• _Texto fornecido_:
........
31/08/2025 | 06:37 | Polícia 1 min de leitura
Alvo seria Amauri Silveira Filho, que investiga crimes relacionados à facção e teve segurança reforçada
O Tribunal de Justiça de São Paulo (TJ-SP) manteve, neste sábado (30), as prisões temporárias dos empresários Maurício Silveira Zambaldi e José Ricardo Ramos, suspeitos de financiar um plano da facção criminosa Primeiro Comando da Capital (PCC) para matar o promotor Amauri Silveira Filho, do Grupo de Atuação Especial de Repressão ao Crime Organizado (Gaeco) do Ministério Público de Campinas (SP).
O objetivo era interromper investigações contra a facção. Amauri Silveira Filho está bem e teve segurança reforçada. As informações são do g1.
Os suspeitos, que foram presos na sexta-feira (29), atuavam nos setores de comércio de veículos e transporte. A dupla teria financiado o plano com aquisição de veículos, armas e a contratação de um grupo para armar uma emboscada para o promotor.
Um terceiro suspeito de financiar o plano, Sérgio Luiz de Freitas Filho, conhecido como "Serginho Mijão", um dos chefes do PCC, está foragido. Além das duas prisões, foram cumpridos quatro mandados de busca e apreensão.
O mesmo plano também tinha como objetivo assassinar o comandante de uma polícia de São Paulo, que não teve o nome e a função exata divulgados.
........
• _Dados fornecidos_:
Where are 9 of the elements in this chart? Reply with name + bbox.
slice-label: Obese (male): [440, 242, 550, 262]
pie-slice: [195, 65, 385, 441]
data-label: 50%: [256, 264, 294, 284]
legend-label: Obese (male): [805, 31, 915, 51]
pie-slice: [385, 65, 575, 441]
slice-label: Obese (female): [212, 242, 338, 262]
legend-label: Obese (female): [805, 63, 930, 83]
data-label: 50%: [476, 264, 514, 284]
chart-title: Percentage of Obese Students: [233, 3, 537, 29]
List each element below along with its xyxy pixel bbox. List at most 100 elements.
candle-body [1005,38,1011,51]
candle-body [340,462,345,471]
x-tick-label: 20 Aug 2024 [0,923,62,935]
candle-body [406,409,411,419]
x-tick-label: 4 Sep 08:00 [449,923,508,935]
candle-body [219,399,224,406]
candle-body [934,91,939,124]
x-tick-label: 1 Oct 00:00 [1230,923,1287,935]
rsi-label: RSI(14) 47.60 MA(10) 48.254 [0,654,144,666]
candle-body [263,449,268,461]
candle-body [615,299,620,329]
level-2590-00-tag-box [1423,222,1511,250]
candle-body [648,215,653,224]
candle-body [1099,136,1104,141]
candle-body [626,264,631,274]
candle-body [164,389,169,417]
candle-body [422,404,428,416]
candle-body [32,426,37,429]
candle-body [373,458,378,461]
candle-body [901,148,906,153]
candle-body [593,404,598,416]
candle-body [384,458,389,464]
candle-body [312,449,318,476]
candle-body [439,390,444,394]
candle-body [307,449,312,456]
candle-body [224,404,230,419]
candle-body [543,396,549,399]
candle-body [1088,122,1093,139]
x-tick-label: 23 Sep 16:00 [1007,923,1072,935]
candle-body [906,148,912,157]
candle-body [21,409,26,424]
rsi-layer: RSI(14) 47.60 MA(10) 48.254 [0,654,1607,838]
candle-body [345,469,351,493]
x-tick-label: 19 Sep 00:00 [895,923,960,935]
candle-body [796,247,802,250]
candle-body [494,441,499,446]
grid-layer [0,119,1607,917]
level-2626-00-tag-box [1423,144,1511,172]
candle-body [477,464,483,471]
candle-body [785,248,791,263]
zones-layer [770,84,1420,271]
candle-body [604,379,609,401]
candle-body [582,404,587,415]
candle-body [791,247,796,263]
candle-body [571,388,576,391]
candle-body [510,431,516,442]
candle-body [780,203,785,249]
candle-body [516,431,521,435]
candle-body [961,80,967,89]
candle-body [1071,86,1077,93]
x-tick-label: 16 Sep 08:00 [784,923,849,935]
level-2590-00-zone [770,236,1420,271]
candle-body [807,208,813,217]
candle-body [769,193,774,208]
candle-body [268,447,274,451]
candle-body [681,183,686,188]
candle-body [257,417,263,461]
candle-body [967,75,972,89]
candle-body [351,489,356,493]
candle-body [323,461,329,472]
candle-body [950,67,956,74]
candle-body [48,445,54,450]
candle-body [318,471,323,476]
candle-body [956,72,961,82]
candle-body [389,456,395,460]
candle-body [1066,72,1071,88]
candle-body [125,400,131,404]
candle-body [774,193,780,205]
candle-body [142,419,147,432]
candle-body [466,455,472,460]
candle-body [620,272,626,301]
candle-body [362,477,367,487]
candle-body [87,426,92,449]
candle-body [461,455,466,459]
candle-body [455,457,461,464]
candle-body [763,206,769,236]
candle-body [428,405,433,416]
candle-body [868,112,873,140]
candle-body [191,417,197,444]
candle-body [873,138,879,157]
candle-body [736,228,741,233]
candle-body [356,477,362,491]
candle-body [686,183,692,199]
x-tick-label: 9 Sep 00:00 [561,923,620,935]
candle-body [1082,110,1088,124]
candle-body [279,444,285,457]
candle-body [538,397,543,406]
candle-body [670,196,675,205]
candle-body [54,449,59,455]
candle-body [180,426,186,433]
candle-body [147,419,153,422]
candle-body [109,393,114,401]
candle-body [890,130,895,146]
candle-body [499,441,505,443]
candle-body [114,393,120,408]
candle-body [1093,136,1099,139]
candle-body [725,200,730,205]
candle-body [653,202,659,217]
........
• _Requisitos da tarefa_: Reproduza na íntegra, sem alterar nenhuma palavra, a notícia sobre o plano do PCC para matar um promotor de Campinas.

• _Resposta do exercício_:
31/08/2025 | 06:37 | Polícia 1 min de leitura
Alvo seria Amauri Silveira Filho, que investiga crimes relacionados à facção e teve segurança reforçada
O Tribunal de Justiça de São Paulo (TJ-SP) manteve, neste sábado (30), as prisões temporárias dos empresários Maurício Silveira Zambaldi e José Ricardo Ramos, suspeitos de financiar um plano da facção criminosa Primeiro Comando da Capital (PCC) para matar o promotor Amauri Silveira Filho, do Grupo de Atuação Especial de Repressão ao Crime Organizado (Gaeco) do Ministério Público de Campinas (SP).
O objetivo era interromper investigações contra a facção. Amauri Silveira Filho está bem e teve segurança reforçada. As informações são do g1.
Os suspeitos, que foram presos na sexta-feira (29), atuavam nos setores de comércio de veículos e transporte. A dupla teria financiado o plano com aquisição de veículos, armas e a contratação de um grupo para armar uma emboscada para o promotor.
Um terceiro suspeito de financiar o plano, Sérgio Luiz de Freitas Filho, conhecido como "Serginho Mijão", um dos chefes do PCC, está foragido. Além das duas prisões, foram cumpridos quatro mandados de busca e apreensão.
O mesmo plano também tinha como objetivo assassinar o comandante de uma polícia de São Paulo, que não teve o nome e a função exata divulgados.